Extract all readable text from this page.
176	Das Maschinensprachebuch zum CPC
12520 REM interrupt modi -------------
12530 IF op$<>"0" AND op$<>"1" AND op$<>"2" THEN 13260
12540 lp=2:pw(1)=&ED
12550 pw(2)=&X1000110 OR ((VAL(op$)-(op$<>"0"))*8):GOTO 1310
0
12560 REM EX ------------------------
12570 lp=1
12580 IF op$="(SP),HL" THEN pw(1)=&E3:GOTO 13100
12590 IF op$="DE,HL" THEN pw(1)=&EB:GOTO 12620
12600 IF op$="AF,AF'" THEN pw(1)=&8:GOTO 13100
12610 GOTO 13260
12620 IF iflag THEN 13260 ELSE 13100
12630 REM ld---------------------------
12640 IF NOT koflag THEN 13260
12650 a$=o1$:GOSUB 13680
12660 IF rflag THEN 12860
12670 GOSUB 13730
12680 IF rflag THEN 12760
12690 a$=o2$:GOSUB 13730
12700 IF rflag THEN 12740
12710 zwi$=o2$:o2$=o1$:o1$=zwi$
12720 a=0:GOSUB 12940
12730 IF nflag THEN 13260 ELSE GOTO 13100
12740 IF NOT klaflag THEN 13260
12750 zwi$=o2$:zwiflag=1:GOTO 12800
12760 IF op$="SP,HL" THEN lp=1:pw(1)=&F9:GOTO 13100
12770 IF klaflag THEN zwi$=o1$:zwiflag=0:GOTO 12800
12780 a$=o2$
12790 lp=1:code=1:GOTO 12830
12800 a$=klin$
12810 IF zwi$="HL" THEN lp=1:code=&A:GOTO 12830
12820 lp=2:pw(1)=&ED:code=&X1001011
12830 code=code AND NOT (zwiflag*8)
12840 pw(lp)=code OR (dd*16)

_THE PROBLEM_. Quote all the records. Keep every word exact.

_FINAL RESULT_.
Extract all readable text from this page.
176	Das Maschinensprachebuch zum CPC
12520 REM interrupt modi -------------
12530 IF op$<>"0" AND op$<>"1" AND op$<>"2" THEN 13260
12540 lp=2:pw(1)=&ED
12550 pw(2)=&X1000110 OR ((VAL(op$)-(op$<>"0"))*8):GOTO 1310
0
12560 REM EX ------------------------
12570 lp=1
12580 IF op$="(SP),HL" THEN pw(1)=&E3:GOTO 13100
12590 IF op$="DE,HL" THEN pw(1)=&EB:GOTO 12620
12600 IF op$="AF,AF'" THEN pw(1)=&8:GOTO 13100
12610 GOTO 13260
12620 IF iflag THEN 13260 ELSE 13100
12630 REM ld---------------------------
12640 IF NOT koflag THEN 13260
12650 a$=o1$:GOSUB 13680
12660 IF rflag THEN 12860
12670 GOSUB 13730
12680 IF rflag THEN 12760
12690 a$=o2$:GOSUB 13730
12700 IF rflag THEN 12740
12710 zwi$=o2$:o2$=o1$:o1$=zwi$
12720 a=0:GOSUB 12940
12730 IF nflag THEN 13260 ELSE GOTO 13100
12740 IF NOT klaflag THEN 13260
12750 zwi$=o2$:zwiflag=1:GOTO 12800
12760 IF op$="SP,HL" THEN lp=1:pw(1)=&F9:GOTO 13100
12770 IF klaflag THEN zwi$=o1$:zwiflag=0:GOTO 12800
12780 a$=o2$
12790 lp=1:code=1:GOTO 12830
12800 a$=klin$
12810 IF zwi$="HL" THEN lp=1:code=&A:GOTO 12830
12820 lp=2:pw(1)=&ED:code=&X1001011
12830 code=code AND NOT (zwiflag*8)
12840 pw(lp)=code OR (dd*16)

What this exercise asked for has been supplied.